Source material

+===+

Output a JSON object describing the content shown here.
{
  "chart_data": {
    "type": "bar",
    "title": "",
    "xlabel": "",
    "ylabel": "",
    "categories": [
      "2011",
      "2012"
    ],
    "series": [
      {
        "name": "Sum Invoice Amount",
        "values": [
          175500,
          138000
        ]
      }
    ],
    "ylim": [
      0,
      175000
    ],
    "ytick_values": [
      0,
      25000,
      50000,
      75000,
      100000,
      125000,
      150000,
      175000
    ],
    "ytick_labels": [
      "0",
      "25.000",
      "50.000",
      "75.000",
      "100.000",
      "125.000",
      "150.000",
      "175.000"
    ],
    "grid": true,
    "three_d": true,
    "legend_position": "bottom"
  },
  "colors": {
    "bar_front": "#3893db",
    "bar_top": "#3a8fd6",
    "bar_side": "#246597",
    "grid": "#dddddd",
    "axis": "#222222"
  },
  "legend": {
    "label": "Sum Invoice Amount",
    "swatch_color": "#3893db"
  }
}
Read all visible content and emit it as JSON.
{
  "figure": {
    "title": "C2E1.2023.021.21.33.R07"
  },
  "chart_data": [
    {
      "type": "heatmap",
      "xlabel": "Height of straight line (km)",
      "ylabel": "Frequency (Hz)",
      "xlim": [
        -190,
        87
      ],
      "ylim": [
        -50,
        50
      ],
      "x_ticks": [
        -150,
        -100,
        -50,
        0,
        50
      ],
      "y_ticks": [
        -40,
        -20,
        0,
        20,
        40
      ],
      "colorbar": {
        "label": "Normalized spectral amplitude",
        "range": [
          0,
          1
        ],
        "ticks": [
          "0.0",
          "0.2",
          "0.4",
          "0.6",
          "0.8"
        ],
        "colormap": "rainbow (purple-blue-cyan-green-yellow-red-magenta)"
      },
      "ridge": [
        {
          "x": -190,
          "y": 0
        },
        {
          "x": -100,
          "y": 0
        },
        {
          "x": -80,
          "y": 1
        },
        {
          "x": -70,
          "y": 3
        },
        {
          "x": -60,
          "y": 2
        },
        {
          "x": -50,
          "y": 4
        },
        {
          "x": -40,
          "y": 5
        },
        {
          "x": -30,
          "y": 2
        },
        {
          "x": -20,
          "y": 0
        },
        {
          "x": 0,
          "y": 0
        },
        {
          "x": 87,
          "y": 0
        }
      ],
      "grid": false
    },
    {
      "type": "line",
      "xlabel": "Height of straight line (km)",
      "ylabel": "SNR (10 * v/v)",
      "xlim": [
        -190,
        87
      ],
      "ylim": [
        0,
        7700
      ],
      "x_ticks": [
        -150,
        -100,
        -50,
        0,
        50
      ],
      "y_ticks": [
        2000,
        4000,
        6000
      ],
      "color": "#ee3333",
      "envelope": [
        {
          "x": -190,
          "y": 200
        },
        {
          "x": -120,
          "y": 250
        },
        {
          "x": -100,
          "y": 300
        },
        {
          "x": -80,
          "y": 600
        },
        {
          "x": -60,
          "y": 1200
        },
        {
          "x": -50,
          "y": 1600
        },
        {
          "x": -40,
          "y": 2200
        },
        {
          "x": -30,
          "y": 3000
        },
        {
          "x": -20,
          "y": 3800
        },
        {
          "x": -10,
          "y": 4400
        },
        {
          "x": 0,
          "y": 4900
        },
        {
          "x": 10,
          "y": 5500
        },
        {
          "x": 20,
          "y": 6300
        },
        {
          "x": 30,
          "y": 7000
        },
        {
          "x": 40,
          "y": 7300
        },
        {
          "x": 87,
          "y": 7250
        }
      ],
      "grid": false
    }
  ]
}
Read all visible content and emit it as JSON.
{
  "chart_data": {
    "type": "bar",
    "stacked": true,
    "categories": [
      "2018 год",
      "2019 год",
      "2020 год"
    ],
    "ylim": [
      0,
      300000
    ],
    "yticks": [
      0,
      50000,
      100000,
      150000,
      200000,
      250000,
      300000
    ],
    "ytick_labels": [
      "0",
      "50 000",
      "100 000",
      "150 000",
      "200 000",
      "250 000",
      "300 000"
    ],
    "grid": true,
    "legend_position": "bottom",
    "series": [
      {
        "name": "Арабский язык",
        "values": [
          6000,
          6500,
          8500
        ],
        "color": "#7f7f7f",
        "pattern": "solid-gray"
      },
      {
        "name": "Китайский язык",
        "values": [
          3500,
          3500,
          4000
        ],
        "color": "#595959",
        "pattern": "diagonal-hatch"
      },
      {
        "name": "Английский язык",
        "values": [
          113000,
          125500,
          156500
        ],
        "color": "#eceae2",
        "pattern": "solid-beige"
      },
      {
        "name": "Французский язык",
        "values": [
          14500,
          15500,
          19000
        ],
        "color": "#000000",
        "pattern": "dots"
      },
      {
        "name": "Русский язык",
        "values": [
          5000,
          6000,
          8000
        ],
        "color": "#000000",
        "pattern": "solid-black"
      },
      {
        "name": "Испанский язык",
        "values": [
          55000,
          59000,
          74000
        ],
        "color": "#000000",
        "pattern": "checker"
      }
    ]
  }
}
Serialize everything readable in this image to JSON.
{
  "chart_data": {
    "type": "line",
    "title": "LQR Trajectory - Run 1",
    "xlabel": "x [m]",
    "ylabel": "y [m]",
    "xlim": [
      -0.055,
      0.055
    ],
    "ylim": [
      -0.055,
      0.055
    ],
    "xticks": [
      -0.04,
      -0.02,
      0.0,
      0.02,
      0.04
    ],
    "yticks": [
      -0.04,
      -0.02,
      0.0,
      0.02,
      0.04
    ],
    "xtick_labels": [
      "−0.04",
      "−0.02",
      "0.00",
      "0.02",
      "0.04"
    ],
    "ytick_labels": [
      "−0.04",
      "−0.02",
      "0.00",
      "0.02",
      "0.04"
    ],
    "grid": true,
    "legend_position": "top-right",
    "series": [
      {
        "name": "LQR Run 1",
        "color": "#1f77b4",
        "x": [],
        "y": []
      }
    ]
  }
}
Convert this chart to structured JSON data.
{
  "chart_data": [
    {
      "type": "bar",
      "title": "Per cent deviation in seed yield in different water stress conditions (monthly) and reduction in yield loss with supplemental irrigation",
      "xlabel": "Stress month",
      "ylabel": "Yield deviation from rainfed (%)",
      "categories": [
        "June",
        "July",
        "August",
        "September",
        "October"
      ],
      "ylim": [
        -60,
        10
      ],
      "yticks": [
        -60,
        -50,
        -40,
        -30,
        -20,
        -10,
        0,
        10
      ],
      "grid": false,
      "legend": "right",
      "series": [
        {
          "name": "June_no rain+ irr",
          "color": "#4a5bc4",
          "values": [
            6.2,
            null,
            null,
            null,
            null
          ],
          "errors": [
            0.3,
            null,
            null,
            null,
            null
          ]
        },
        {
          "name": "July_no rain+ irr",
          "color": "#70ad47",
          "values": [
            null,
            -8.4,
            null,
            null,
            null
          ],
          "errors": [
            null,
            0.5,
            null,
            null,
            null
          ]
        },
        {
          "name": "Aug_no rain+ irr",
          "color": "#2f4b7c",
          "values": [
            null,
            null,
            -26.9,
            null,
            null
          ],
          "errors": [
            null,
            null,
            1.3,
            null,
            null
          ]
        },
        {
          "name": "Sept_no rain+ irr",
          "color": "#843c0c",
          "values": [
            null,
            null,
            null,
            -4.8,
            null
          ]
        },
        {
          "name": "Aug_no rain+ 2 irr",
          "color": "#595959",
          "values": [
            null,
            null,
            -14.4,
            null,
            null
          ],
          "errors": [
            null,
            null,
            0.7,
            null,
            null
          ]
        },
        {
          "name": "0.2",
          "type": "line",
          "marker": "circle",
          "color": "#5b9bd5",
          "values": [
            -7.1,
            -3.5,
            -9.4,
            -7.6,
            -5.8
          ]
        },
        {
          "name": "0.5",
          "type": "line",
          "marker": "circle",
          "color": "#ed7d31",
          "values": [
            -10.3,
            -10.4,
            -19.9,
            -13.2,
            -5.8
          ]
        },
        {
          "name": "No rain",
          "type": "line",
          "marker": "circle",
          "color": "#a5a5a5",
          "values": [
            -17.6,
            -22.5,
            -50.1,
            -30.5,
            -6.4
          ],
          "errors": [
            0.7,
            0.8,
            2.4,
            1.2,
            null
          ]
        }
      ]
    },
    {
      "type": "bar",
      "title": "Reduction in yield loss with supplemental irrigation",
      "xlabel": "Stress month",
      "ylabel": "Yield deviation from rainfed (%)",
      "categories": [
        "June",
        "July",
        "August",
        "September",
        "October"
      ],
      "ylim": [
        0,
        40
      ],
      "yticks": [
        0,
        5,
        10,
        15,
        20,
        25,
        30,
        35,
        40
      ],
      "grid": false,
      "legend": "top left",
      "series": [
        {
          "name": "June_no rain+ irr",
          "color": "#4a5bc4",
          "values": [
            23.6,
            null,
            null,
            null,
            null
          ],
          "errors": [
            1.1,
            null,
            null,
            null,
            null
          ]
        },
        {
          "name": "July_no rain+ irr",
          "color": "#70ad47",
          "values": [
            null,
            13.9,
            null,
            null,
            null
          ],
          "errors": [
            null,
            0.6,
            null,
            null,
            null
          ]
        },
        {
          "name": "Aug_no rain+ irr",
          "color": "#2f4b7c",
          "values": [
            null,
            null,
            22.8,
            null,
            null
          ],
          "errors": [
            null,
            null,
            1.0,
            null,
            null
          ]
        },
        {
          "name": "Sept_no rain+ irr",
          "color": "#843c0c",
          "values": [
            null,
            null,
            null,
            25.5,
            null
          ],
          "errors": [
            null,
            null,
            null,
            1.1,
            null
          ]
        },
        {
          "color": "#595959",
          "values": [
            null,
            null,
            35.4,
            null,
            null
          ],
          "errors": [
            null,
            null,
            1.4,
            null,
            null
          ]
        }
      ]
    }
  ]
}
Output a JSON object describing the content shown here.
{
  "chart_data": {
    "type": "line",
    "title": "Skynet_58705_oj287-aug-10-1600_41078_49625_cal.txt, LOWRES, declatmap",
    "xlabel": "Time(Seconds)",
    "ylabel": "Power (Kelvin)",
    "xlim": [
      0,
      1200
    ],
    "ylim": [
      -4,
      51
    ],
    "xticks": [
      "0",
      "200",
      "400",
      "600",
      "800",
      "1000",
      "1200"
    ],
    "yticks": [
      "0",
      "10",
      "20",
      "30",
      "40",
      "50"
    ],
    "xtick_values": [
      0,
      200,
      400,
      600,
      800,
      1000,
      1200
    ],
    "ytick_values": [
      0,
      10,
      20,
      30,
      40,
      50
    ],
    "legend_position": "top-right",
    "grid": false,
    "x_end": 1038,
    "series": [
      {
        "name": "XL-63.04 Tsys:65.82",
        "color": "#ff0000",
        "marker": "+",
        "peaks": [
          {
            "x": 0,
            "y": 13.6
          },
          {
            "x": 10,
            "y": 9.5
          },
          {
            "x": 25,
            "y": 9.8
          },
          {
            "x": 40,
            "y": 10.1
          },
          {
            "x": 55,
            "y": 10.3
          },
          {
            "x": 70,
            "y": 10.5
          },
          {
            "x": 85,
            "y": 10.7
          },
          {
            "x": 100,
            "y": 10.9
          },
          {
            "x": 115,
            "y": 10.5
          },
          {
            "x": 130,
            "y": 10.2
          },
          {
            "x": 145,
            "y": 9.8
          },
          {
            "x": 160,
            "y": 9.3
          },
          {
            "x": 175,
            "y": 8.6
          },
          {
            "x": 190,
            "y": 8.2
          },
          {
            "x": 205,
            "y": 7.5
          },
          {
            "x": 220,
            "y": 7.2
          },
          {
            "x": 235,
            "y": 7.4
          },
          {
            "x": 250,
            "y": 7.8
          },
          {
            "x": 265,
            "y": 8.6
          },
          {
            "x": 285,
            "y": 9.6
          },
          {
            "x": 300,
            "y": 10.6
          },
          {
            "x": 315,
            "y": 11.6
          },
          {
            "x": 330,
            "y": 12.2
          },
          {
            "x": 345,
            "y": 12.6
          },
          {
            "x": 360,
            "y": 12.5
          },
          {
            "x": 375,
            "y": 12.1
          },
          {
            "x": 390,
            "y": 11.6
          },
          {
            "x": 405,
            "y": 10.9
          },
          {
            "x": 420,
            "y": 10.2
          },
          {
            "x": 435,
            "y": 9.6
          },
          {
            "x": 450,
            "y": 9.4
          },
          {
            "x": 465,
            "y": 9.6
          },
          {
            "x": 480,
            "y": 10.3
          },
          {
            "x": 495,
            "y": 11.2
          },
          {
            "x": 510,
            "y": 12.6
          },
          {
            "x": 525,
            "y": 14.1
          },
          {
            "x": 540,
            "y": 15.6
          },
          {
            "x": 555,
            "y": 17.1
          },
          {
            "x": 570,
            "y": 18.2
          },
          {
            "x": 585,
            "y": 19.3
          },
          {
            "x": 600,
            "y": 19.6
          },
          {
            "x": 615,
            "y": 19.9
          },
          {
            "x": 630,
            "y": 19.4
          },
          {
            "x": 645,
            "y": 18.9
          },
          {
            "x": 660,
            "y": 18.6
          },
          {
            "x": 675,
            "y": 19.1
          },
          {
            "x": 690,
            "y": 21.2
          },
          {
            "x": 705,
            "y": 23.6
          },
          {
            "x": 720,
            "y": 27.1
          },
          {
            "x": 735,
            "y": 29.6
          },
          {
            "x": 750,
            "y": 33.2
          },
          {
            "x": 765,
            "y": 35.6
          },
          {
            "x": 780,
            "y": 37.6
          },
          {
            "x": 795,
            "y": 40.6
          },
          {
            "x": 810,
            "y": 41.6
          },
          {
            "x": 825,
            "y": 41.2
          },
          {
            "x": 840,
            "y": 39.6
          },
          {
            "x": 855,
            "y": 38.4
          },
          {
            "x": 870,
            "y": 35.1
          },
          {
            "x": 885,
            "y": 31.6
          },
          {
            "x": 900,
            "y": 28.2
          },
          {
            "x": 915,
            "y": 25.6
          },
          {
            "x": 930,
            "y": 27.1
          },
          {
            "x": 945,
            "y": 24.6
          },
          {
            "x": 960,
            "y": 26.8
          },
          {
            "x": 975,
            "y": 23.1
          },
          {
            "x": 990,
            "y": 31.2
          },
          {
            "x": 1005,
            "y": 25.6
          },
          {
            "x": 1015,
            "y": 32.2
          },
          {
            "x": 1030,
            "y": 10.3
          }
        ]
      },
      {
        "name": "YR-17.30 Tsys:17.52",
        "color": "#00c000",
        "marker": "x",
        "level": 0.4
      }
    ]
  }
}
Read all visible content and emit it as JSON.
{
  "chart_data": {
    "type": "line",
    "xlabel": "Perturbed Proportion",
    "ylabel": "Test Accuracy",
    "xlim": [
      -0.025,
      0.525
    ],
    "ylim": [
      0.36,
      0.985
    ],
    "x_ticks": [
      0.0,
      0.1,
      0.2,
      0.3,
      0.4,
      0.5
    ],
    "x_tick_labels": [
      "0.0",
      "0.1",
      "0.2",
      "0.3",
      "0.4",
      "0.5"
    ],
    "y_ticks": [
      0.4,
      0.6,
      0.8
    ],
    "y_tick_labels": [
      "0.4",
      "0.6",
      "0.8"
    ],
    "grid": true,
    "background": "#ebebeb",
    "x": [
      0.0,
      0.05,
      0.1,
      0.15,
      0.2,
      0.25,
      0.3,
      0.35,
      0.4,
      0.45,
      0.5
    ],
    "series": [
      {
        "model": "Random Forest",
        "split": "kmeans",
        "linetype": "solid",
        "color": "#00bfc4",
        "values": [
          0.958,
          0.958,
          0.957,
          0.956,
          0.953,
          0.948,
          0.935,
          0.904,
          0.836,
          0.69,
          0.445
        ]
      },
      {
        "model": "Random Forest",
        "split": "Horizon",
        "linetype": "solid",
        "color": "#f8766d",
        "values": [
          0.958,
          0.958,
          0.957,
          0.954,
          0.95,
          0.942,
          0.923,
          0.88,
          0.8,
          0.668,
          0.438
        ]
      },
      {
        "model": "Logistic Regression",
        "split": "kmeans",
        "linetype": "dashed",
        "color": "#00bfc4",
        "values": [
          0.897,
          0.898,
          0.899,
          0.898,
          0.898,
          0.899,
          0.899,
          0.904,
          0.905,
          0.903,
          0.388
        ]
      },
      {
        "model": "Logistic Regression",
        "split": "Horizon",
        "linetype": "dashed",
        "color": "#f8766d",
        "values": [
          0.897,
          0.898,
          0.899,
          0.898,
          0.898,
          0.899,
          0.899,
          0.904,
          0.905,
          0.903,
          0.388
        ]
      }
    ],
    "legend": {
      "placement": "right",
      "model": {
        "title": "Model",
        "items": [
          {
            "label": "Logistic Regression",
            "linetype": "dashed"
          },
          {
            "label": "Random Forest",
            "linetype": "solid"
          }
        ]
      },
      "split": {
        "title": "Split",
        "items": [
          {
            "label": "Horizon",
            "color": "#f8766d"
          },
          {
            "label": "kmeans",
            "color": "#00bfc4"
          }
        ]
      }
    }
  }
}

+===+

Task details
Go over the entries above and say how many lines hold the string "ylabel", with no other text.

Output of the exercise
8